— EXCERTO DO TEXTO —
──────────

Governo ameaça castanha
A actividade do sector já conheceu melhores dias, quando a doença não abatia castanheiros, mas os produtores transmontanos não poupam críticas ao Ministério da Agricultura pela situação
Carlos Carvalho
Como o segredo é a alma do negócio, números e dinheiro são palavras tabu para os produtores de castanha do distrito de Bragança. Saber volumes de vendas ou o preço do saco ou do quilo do fruto é entrar num labirinto sem saída. "A castanha é como a bolsa. Tem anos de alta e anos de recessão." A concorrência é tão aguerrida que nenhum produtor autorizou ver o seu nome nas páginas do DN. Sabemos, apenas, que a produção e exportação de castanha tem um grande peso na economia transmontana, apesar de se tratar de uma actividade temporária, que dura cerca de trinta dias antes, durante e depois do São Martinho. "Cerca de 90 por cento das nossas exportações fazem-se para fora da União Europeia. Os restantes dez por cento destinam-se, fundamentalmente, a Espanha e França", assegura-nos um produtor de Bragança. Do país vizinho virá, em termos comunitários e internacionais, a principal concorrência. Que somente se parece fazer notar quando a qualidade da castanha se assemelha à transmontana. "Normalmente, eles têm mais quantidade", asseveram-nos. A criação de um certificação de denominação de origem poderá significar o passo decisivo na dignificação, qualidade e genuinidade da castanha de Trás-os-Montes.

──────────

— LISTAGEM FORNECIDA —
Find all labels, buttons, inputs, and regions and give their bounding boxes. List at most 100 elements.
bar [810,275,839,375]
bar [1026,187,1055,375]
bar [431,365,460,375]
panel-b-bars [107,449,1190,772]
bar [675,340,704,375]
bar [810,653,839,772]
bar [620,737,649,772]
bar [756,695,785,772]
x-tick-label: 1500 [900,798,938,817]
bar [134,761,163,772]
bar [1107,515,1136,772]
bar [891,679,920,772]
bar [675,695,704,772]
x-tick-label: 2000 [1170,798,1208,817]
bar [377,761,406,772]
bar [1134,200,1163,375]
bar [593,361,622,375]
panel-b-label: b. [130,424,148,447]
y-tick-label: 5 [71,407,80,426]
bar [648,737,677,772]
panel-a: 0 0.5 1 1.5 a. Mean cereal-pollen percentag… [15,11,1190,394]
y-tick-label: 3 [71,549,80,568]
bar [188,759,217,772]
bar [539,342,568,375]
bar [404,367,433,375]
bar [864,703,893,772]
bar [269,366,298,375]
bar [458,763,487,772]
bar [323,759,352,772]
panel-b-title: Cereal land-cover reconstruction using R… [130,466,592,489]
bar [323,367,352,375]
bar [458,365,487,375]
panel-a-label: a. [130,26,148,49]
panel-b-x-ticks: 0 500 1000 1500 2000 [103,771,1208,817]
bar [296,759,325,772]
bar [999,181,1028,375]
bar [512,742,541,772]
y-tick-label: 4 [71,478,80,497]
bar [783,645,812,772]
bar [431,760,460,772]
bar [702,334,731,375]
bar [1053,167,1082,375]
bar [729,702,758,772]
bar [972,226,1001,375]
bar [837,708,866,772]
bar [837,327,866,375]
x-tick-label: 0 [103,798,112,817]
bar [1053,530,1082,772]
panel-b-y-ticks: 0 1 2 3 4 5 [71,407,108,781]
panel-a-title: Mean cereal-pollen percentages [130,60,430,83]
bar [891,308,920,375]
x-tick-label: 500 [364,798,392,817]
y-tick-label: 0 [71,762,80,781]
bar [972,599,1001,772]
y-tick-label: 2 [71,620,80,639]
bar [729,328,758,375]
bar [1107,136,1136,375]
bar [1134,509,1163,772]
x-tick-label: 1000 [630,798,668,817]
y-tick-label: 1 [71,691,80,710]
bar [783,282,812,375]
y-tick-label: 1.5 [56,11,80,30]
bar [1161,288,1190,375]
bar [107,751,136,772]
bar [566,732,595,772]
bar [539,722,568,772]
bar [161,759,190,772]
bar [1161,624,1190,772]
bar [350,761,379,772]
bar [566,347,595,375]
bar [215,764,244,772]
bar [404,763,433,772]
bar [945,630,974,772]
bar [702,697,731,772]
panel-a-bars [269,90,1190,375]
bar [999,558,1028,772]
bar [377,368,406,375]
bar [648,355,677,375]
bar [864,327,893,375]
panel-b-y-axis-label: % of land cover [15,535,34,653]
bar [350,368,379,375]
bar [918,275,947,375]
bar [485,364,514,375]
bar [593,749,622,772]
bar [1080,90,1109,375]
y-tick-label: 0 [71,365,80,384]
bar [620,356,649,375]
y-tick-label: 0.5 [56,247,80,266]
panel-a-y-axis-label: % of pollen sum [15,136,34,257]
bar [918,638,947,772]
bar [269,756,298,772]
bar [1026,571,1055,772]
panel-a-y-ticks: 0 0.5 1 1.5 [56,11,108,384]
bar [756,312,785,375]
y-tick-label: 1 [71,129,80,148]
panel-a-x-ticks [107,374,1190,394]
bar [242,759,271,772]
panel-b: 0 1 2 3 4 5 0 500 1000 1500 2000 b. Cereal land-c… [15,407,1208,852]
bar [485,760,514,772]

──────────

— TAREFAS DO EXERCÍCIO —
1. No texto sobre a castanha transmontana, para onde vão cerca de 90 por cento das exportações?
2. Prossiga o texto sobre a castanha transmontana a partir da sua última frase.

— RESPOSTAS POR TAREFA —
1. Para fora da União Europeia.

2.
Mas há espinhos a debelar. Este ano, a procura é bem superior à oferta. Desta vez, porém, não se equacionam os tradicionais problemas de escoamento dos produtos. As dificuldades surgem na origem, no castanheiro, assolado, nos últimos anos, por uma doença - a tinta -, que tem secado e obrigado ao abate de centenas de árvores.
Os produtores exigiram a intervenção no Ministério da Agricultura, mas a actuação governamental em nada melhorou a situação. "As árvores continuam a morrer porque a estratégia está errada. Em vez de os técnicos do ministério virem para o terreno tentar debelar a doença e preparar os agricultores para o combate à tinta, o Governo prefere plantar mais castanheiros, que saem dos viveiros já infectados", criticam.
Os produtores já não vão na conversa do dinheiro pelo dinheiro, mesmo que a fundo perdido. "Em vez de subsidiar o abate dos castanheiros, deviam comparticipar no tratamento da doença", defendem. "Há explorações reduzidas a um terço", avisam. Não espantam, portanto, as quebras na produção. Valha o facto de este ano a qualidade da castanha ser das melhores dos últimos tempos. As reivindicações não se ficam por aqui. Nos últimos dez anos, os produtores de castanhas de Bragança, Chaves e Valpaços obtinham os certificados de origem, fitossanitários e fitopatológicos nos serviços competentes do Ministério da Agricultura sedeados em Mirandela. Um local centralizado, que diminuía, consideravelmente, os custos burocráticos da actividade. Hoje, segundo denúncia dos produtores, o actual Governo decidiu dar um passo atrás, transferindo aqueles serviços para Vila Real. "Já reparou no dinheiro que gastámos para alugar um táxi para ir à pressa a Vila Real levantar os certificados?"
A vindima deste ano, estimada em cerca de seis milhões de hectolitros, faz advinhar um vinho de excelente qualidade. Mas, se o vinho é bom e se aconselha os mais "cautelosos" a guardarem algum deste precioso nectar, nem todas as regiões vitivinícolas tiveram a mesma sorte. Designadamente na zona dos verdes e dos vinhos do Douro o clima destruiu parte das vindimas, mas a produção situou-se na média do decénio, tal como previu o Instituto do Vinho e da Vinha.
Com a produção assegurou-se, e bem, as necessidades de consumo interno e assegurou-se a hipótese de satisfazer alguma da exportação para mercados de qualidade. Quanto à água-pé, por excelência a bebida de eleição em época de S. Martinho, cumpre-se a regra: em bom ano de vinho, tem-se sempre bom ano de água-pé.